- **WRITTEN PROBLEM**: Everything from the line containing "What text is on this page?" through the last line of the records below should be printed exactly, please, and nothing else.

## begin DATA EXTRACT

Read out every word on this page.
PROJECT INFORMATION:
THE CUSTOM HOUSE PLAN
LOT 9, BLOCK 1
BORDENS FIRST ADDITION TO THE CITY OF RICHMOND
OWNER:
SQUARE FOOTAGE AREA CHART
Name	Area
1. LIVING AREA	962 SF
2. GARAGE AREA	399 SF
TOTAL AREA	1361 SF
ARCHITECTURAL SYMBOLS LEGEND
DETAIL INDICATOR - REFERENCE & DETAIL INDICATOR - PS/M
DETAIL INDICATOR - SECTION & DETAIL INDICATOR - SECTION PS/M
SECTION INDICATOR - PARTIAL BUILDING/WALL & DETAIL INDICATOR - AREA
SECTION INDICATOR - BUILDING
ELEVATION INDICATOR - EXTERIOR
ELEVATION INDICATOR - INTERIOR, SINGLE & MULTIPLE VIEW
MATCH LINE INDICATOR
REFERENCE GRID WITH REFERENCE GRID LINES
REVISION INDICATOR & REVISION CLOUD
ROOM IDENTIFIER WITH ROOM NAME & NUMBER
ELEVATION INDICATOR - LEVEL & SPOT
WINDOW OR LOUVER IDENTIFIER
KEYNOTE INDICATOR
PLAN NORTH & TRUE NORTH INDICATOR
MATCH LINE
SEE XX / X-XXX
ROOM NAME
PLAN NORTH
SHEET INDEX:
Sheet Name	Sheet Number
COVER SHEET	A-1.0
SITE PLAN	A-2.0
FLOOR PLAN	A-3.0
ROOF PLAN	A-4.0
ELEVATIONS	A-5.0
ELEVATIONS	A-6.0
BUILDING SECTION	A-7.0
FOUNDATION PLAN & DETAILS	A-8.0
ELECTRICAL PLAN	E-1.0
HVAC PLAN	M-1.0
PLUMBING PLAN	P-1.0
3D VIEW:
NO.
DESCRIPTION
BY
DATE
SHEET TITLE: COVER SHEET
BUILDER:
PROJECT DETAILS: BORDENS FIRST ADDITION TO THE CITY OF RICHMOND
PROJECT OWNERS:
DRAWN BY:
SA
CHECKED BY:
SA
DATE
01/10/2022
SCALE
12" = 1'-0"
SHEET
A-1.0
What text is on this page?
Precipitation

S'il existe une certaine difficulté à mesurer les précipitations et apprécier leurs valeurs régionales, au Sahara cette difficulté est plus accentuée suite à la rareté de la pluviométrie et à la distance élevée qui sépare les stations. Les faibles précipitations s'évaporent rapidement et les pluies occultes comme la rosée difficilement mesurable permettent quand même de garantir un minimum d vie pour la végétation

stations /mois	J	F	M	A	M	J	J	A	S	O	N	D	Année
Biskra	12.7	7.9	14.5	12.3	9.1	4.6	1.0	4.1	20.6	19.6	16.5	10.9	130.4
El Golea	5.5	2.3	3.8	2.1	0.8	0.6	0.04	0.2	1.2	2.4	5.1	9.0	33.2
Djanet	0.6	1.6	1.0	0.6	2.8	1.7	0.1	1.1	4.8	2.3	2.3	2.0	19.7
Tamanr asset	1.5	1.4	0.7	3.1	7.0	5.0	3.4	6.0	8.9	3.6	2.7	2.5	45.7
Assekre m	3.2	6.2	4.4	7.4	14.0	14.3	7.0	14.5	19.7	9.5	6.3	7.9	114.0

## end DATA EXTRACT

- **WORKED SOLUTION**:
What text is on this page?
Precipitation

S'il existe une certaine difficulté à mesurer les précipitations et apprécier leurs valeurs régionales, au Sahara cette difficulté est plus accentuée suite à la rareté de la pluviométrie et à la distance élevée qui sépare les stations. Les faibles précipitations s'évaporent rapidement et les pluies occultes comme la rosée difficilement mesurable permettent quand même de garantir un minimum d vie pour la végétation

stations /mois	J	F	M	A	M	J	J	A	S	O	N	D	Année
Biskra	12.7	7.9	14.5	12.3	9.1	4.6	1.0	4.1	20.6	19.6	16.5	10.9	130.4
El Golea	5.5	2.3	3.8	2.1	0.8	0.6	0.04	0.2	1.2	2.4	5.1	9.0	33.2
Djanet	0.6	1.6	1.0	0.6	2.8	1.7	0.1	1.1	4.8	2.3	2.3	2.0	19.7
Tamanr asset	1.5	1.4	0.7	3.1	7.0	5.0	3.4	6.0	8.9	3.6	2.7	2.5	45.7
Assekre m	3.2	6.2	4.4	7.4	14.0	14.3	7.0	14.5	19.7	9.5	6.3	7.9	114.0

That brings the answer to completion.